- **Work request**:
Scan the records for "JSON" and copy each line that contains it.

(Web page and app entries)
====================

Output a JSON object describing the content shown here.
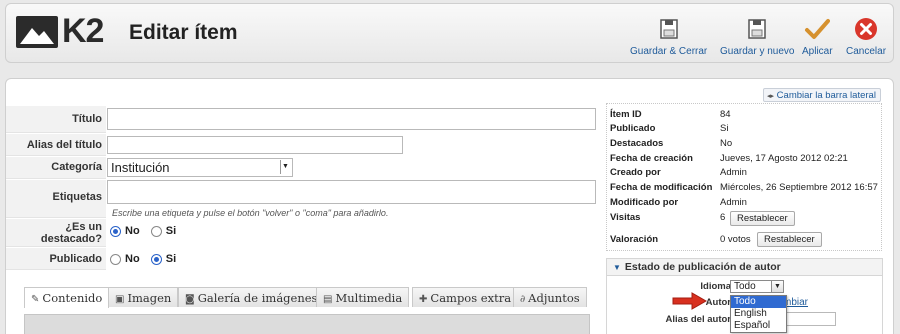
{
  "header": {
    "logo_text": "K2",
    "title": "Editar ítem",
    "toolbar": [
      {
        "label": "Guardar & Cerrar",
        "icon": "save-icon"
      },
      {
        "label": "Guardar y nuevo",
        "icon": "save-icon"
      },
      {
        "label": "Aplicar",
        "icon": "check-icon"
      },
      {
        "label": "Cancelar",
        "icon": "cancel-icon"
      }
    ]
  },
  "form": {
    "titulo_label": "Título",
    "titulo_value": "",
    "alias_label": "Alias del título",
    "alias_value": "",
    "categoria_label": "Categoría",
    "categoria_value": "Institución",
    "etiquetas_label": "Etiquetas",
    "etiquetas_hint": "Escribe una etiqueta y pulse el botón \"volver\" o \"coma\" para añadirlo.",
    "destacado_label": "¿Es un destacado?",
    "destacado_no": "No",
    "destacado_si": "Si",
    "destacado_selected": "No",
    "publicado_label": "Publicado",
    "publicado_no": "No",
    "publicado_si": "Si",
    "publicado_selected": "Si"
  },
  "tabs": [
    {
      "label": "Contenido",
      "icon": "edit-icon",
      "active": true
    },
    {
      "label": "Imagen",
      "icon": "image-icon",
      "active": false
    },
    {
      "label": "Galería de imágenes",
      "icon": "camera-icon",
      "active": false
    },
    {
      "label": "Multimedia",
      "icon": "film-icon",
      "active": false
    },
    {
      "label": "Campos extra",
      "icon": "puzzle-icon",
      "active": false
    },
    {
      "label": "Adjuntos",
      "icon": "paperclip-icon",
      "active": false
    }
  ],
  "sidebar": {
    "toggle_label": "Cambiar la barra lateral",
    "info": [
      {
        "key": "Ítem ID",
        "value": "84"
      },
      {
        "key": "Publicado",
        "value": "Si"
      },
      {
        "key": "Destacados",
        "value": "No"
      },
      {
        "key": "Fecha de creación",
        "value": "Jueves, 17 Agosto 2012 02:21"
      },
      {
        "key": "Creado por",
        "value": "Admin"
      },
      {
        "key": "Fecha de modificación",
        "value": "Miércoles, 26 Septiembre 2012 16:57"
      },
      {
        "key": "Modificado por",
        "value": "Admin"
      },
      {
        "key": "Visitas",
        "value": "6"
      },
      {
        "key": "Valoración",
        "value": "0 votos"
      }
    ],
    "reset_label": "Restablecer",
    "publish_heading": "Estado de publicación de autor",
    "idioma_label": "Idioma",
    "idioma_value": "Todo",
    "autor_label": "Autor",
    "autor_link": "mbiar",
    "alias_autor_label": "Alias del autor",
    "idioma_options": [
      "Todo",
      "English",
      "Español"
    ]
  },
  "colors": {
    "accent": "#1f5b9a",
    "selected": "#2f6ad1",
    "cancel": "#d9362b",
    "apply": "#d6912e"
  }
}
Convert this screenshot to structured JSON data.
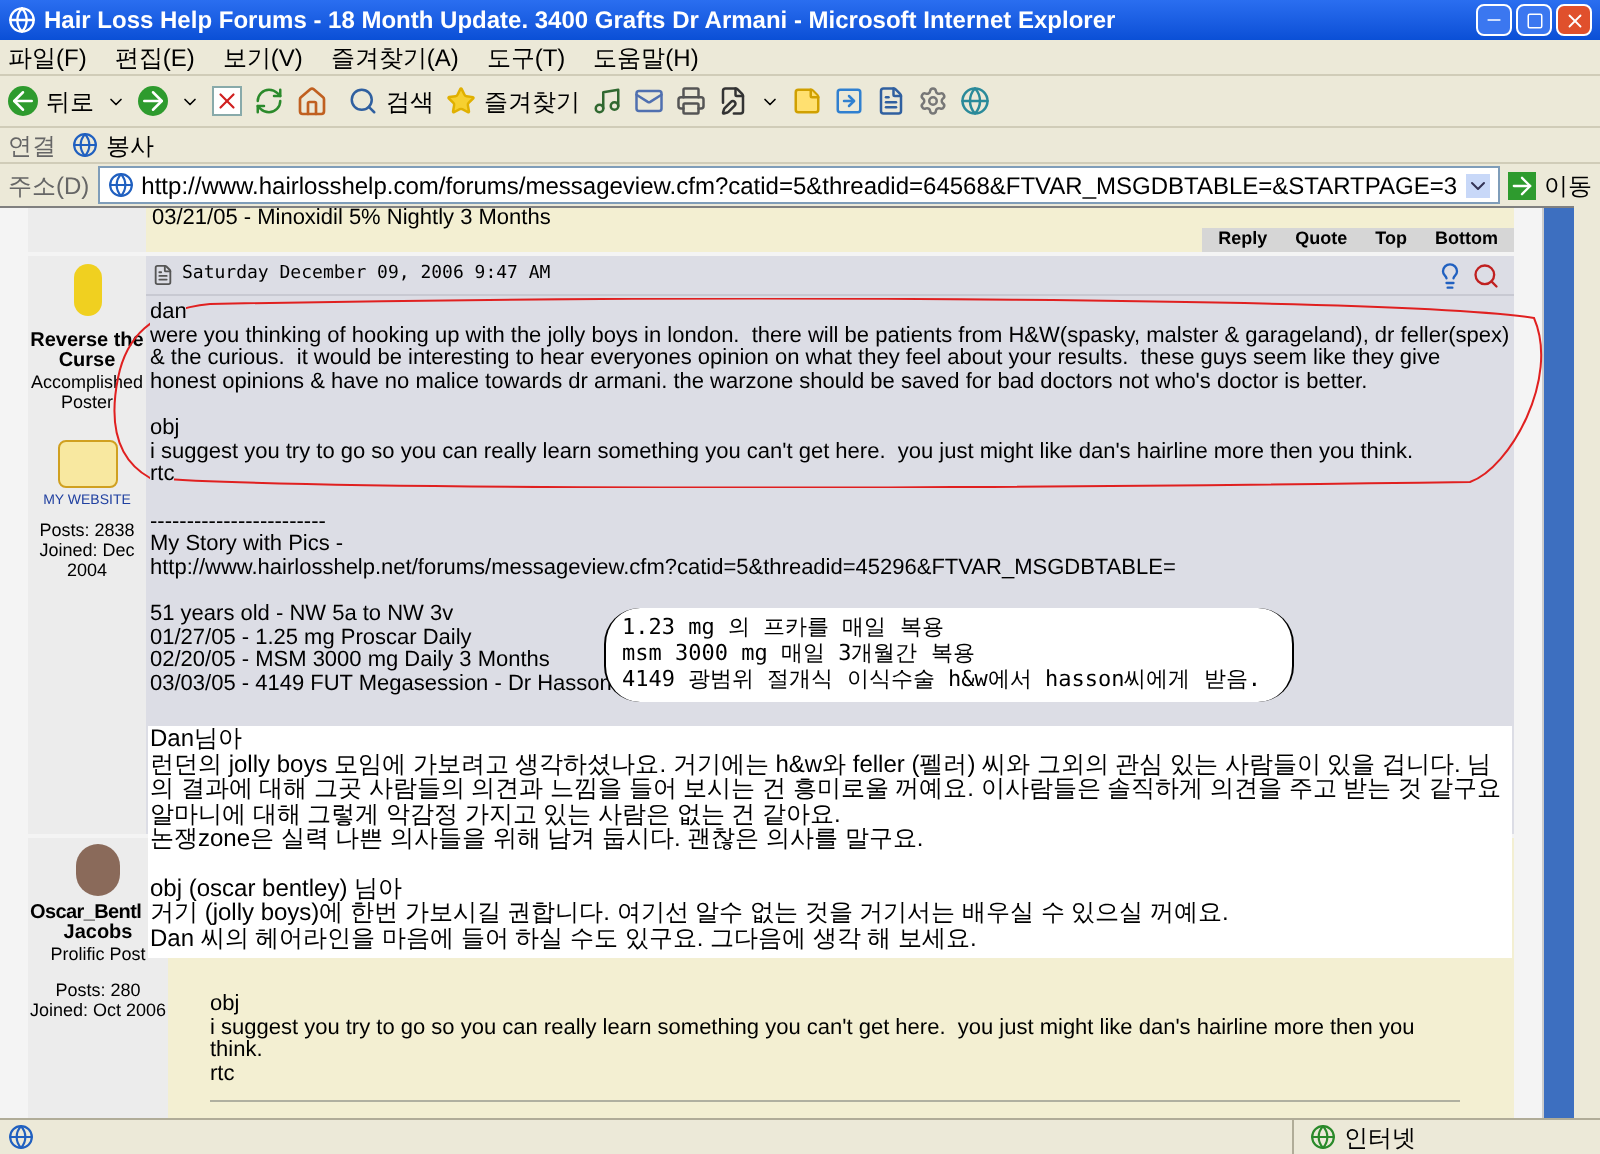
{
  "window": {
    "title": "Hair Loss Help Forums - 18 Month Update. 3400 Grafts Dr Armani - Microsoft Internet Explorer"
  },
  "menu": [
    "파일(F)",
    "편집(E)",
    "보기(V)",
    "즐겨찾기(A)",
    "도구(T)",
    "도움말(H)"
  ],
  "toolbar": {
    "back": "뒤로",
    "search": "검색",
    "favorites": "즐겨찾기"
  },
  "links_bar": {
    "label": "연결",
    "items": [
      "봉사"
    ]
  },
  "address_bar": {
    "label": "주소(D)",
    "url": "http://www.hairlosshelp.com/forums/messageview.cfm?catid=5&threadid=64568&FTVAR_MSGDBTABLE=&STARTPAGE=3",
    "go": "이동"
  },
  "previous_post": {
    "last_line": "03/21/05 - Minoxidil 5% Nightly 3 Months",
    "actions": [
      "Reply",
      "Quote",
      "Top",
      "Bottom"
    ]
  },
  "posts": [
    {
      "author": "Reverse the Curse",
      "rank": "Accomplished Poster",
      "website": "MY WEBSITE",
      "posts": "Posts: 2838",
      "joined": "Joined: Dec 2004",
      "date": "Saturday December 09, 2006 9:47 AM",
      "blocks": [
        [
          "dan",
          "were you thinking of hooking up with the jolly boys in london.  there will be patients from H&W(spasky, malster & garageland), dr feller(spex) & the curious.  it would be interesting to hear everyones opinion on what they feel about your results.  these guys seem like they give honest opinions & have no malice towards dr armani. the warzone should be saved for bad doctors not who's doctor is better."
        ],
        [
          "obj",
          "i suggest you try to go so you can really learn something you can't get here.  you just might like dan's hairline more then you think.",
          "rtc"
        ],
        [
          "------------------------",
          "My Story with Pics -",
          "http://www.hairlosshelp.net/forums/messageview.cfm?catid=5&threadid=45296&FTVAR_MSGDBTABLE="
        ],
        [
          "51 years old - NW 5a to NW 3v",
          "01/27/05 - 1.25 mg Proscar Daily",
          "02/20/05 - MSM 3000 mg Daily 3 Months",
          "03/03/05 - 4149 FUT Megasession - Dr Hasson"
        ]
      ]
    },
    {
      "author": "Oscar_Bentl",
      "author_line2": "Jacobs",
      "rank": "Prolific Post",
      "posts": "Posts: 280",
      "joined": "Joined: Oct 2006",
      "blocks": [
        [
          "obj",
          "i suggest you try to go so you can really learn something you can't get here.  you just might like dan's hairline more then you think.",
          "rtc"
        ]
      ]
    }
  ],
  "callout": {
    "lines": [
      "1.23 mg 의 프카를 매일 복용",
      "msm 3000 mg 매일 3개월간 복용",
      "4149 광범위 절개식 이식수술 h&w에서 hasson씨에게 받음."
    ]
  },
  "translation": {
    "blocks": [
      [
        "Dan님아",
        "런던의 jolly boys 모임에 가보려고 생각하셨나요. 거기에는 h&w와 feller (펠러) 씨와 그외의 관심 있는 사람들이 있을 겁니다. 님의 결과에 대해 그곳 사람들의 의견과 느낌을 들어 보시는 건 흥미로울 꺼예요. 이사람들은 솔직하게 의견을 주고 받는 것 같구요 알마니에 대해 그렇게 악감정 가지고 있는 사람은 없는 건 같아요.",
        "논쟁zone은 실력 나쁜 의사들을 위해 남겨 둡시다. 괜찮은 의사를 말구요."
      ],
      [
        "obj (oscar bentley) 님아",
        "거기 (jolly boys)에 한번 가보시길 권합니다. 여기선 알수 없는 것을 거기서는 배우실 수 있으실 꺼예요.",
        "Dan 씨의 헤어라인을 마음에 들어 하실 수도 있구요. 그다음에 생각 해 보세요."
      ]
    ]
  },
  "status_bar": {
    "zone": "인터넷"
  }
}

====================

- **Solution to the problem**:
Output a JSON object describing the content shown here.
Convert this screenshot to structured JSON data.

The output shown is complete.